Return the count of lines that hold the string "title", with no other words.

▸ TASK INPUT
--- BEGIN ---
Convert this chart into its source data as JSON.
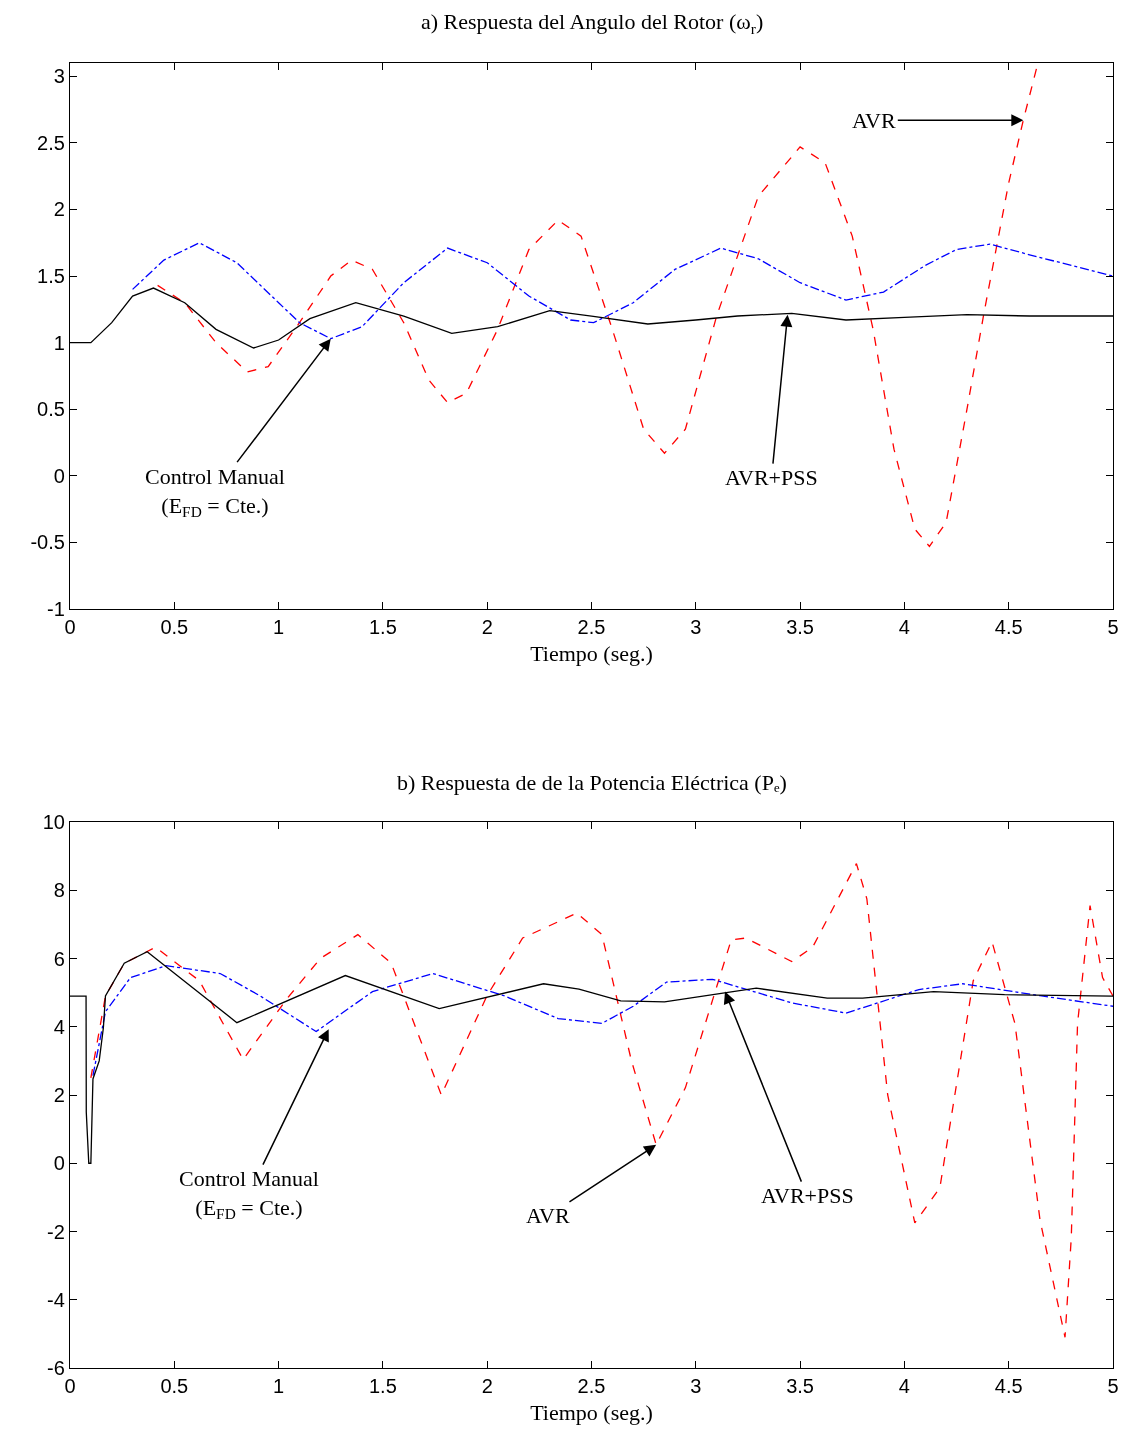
{
  "chart_data": [
    {
      "type": "line",
      "title": "a) Respuesta del Angulo del Rotor (ω$_{r}$)",
      "xlabel": "Tiempo (seg.)",
      "xlim": [
        0,
        5
      ],
      "xticks": [
        0,
        0.5,
        1,
        1.5,
        2,
        2.5,
        3,
        3.5,
        4,
        4.5,
        5
      ],
      "ylim": [
        -1,
        3.1
      ],
      "yticks": [
        -1,
        -0.5,
        0,
        0.5,
        1,
        1.5,
        2,
        2.5,
        3
      ],
      "series": [
        {
          "color": "#ff0000",
          "line_style": "dashed",
          "x": [
            0.42,
            0.55,
            0.7,
            0.85,
            0.95,
            1.1,
            1.25,
            1.35,
            1.45,
            1.6,
            1.72,
            1.81,
            1.9,
            2.05,
            2.2,
            2.34,
            2.45,
            2.6,
            2.75,
            2.85,
            2.95,
            3.1,
            3.3,
            3.5,
            3.62,
            3.75,
            3.85,
            3.95,
            4.05,
            4.12,
            4.2,
            4.3,
            4.38,
            4.5,
            4.57,
            4.64
          ],
          "values": [
            1.43,
            1.3,
            1.0,
            0.78,
            0.82,
            1.15,
            1.5,
            1.62,
            1.55,
            1.15,
            0.72,
            0.55,
            0.62,
            1.1,
            1.7,
            1.92,
            1.8,
            1.1,
            0.35,
            0.17,
            0.35,
            1.2,
            2.1,
            2.47,
            2.35,
            1.8,
            1.1,
            0.2,
            -0.4,
            -0.53,
            -0.35,
            0.5,
            1.21,
            2.2,
            2.67,
            3.1
          ]
        },
        {
          "color": "#0000ff",
          "line_style": "dashdot",
          "x": [
            0.3,
            0.45,
            0.62,
            0.8,
            1.0,
            1.1,
            1.25,
            1.4,
            1.6,
            1.81,
            2.0,
            2.2,
            2.4,
            2.51,
            2.7,
            2.9,
            3.12,
            3.3,
            3.5,
            3.72,
            3.9,
            4.1,
            4.25,
            4.41,
            4.6,
            4.8,
            5.0
          ],
          "values": [
            1.4,
            1.62,
            1.75,
            1.6,
            1.3,
            1.15,
            1.03,
            1.12,
            1.45,
            1.71,
            1.6,
            1.35,
            1.17,
            1.15,
            1.3,
            1.55,
            1.71,
            1.63,
            1.45,
            1.32,
            1.38,
            1.58,
            1.7,
            1.74,
            1.66,
            1.58,
            1.5
          ]
        },
        {
          "color": "#000000",
          "line_style": "solid",
          "x": [
            0,
            0.1,
            0.2,
            0.3,
            0.4,
            0.55,
            0.7,
            0.88,
            1.0,
            1.15,
            1.37,
            1.6,
            1.83,
            2.05,
            2.3,
            2.5,
            2.77,
            3.0,
            3.2,
            3.46,
            3.72,
            4.0,
            4.3,
            4.6,
            5.0
          ],
          "values": [
            1.0,
            1.0,
            1.15,
            1.35,
            1.41,
            1.3,
            1.1,
            0.96,
            1.02,
            1.18,
            1.3,
            1.2,
            1.07,
            1.12,
            1.24,
            1.2,
            1.14,
            1.17,
            1.2,
            1.22,
            1.17,
            1.19,
            1.21,
            1.2,
            1.2
          ]
        }
      ],
      "annotations": [
        {
          "text": "Control Manual\n(E$_{FD}$ = Cte.)",
          "x": 1.25,
          "y": 1.03
        },
        {
          "text": "AVR+PSS",
          "x": 3.44,
          "y": 1.21
        },
        {
          "text": "AVR",
          "x": 4.57,
          "y": 2.67
        }
      ]
    },
    {
      "type": "line",
      "title": "b) Respuesta de de la Potencia Eléctrica (Pₑ)",
      "xlabel": "Tiempo (seg.)",
      "xlim": [
        0,
        5
      ],
      "xticks": [
        0,
        0.5,
        1,
        1.5,
        2,
        2.5,
        3,
        3.5,
        4,
        4.5,
        5
      ],
      "ylim": [
        -6,
        10
      ],
      "yticks": [
        -6,
        -4,
        -2,
        0,
        2,
        4,
        6,
        8,
        10
      ],
      "series": [
        {
          "color": "#ff0000",
          "line_style": "dashed",
          "x": [
            0.1,
            0.17,
            0.26,
            0.41,
            0.62,
            0.83,
            1.04,
            1.2,
            1.38,
            1.54,
            1.78,
            2.0,
            2.17,
            2.43,
            2.55,
            2.69,
            2.81,
            2.95,
            3.17,
            3.24,
            3.46,
            3.56,
            3.77,
            3.82,
            3.92,
            4.05,
            4.17,
            4.33,
            4.42,
            4.53,
            4.65,
            4.77,
            4.8,
            4.83,
            4.89,
            4.95,
            5.0
          ],
          "values": [
            2.5,
            4.9,
            5.86,
            6.33,
            5.35,
            3.04,
            4.82,
            6.0,
            6.7,
            5.86,
            2.0,
            4.92,
            6.6,
            7.33,
            6.7,
            3.04,
            0.54,
            2.21,
            6.55,
            6.6,
            5.91,
            6.33,
            8.78,
            7.75,
            2.0,
            -1.75,
            -0.72,
            5.35,
            6.49,
            4.09,
            -1.66,
            -5.1,
            -2.18,
            4.09,
            7.55,
            5.44,
            4.9
          ]
        },
        {
          "color": "#0000ff",
          "line_style": "dashdot",
          "x": [
            0.11,
            0.17,
            0.29,
            0.46,
            0.72,
            0.91,
            1.18,
            1.45,
            1.74,
            2.08,
            2.34,
            2.55,
            2.7,
            2.86,
            3.08,
            3.46,
            3.72,
            4.07,
            4.28,
            4.65,
            5.0
          ],
          "values": [
            2.57,
            4.44,
            5.44,
            5.79,
            5.56,
            4.91,
            3.86,
            5.03,
            5.56,
            4.91,
            4.24,
            4.1,
            4.6,
            5.31,
            5.39,
            4.7,
            4.4,
            5.09,
            5.26,
            4.91,
            4.6
          ]
        },
        {
          "color": "#000000",
          "line_style": "solid",
          "x": [
            0,
            0.077,
            0.078,
            0.09,
            0.1,
            0.11,
            0.14,
            0.16,
            0.17,
            0.26,
            0.37,
            0.8,
            1.32,
            1.77,
            2.27,
            2.44,
            2.64,
            2.85,
            3.29,
            3.63,
            3.8,
            4.14,
            4.48,
            5.0
          ],
          "values": [
            4.9,
            4.9,
            1.5,
            0.0,
            0.0,
            2.47,
            3.0,
            3.97,
            4.9,
            5.86,
            6.2,
            4.12,
            5.5,
            4.53,
            5.26,
            5.1,
            4.76,
            4.73,
            5.13,
            4.84,
            4.84,
            5.03,
            4.94,
            4.9
          ]
        }
      ],
      "annotations": [
        {
          "text": "Control Manual\n(E$_{FD}$ = Cte.)",
          "x": 1.24,
          "y": 3.93
        },
        {
          "text": "AVR",
          "x": 2.81,
          "y": 0.54
        },
        {
          "text": "AVR+PSS",
          "x": 3.14,
          "y": 5.03
        }
      ]
    }
  ]
}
--- END ---
▸ OUTPUT OF THE EXERCISE
2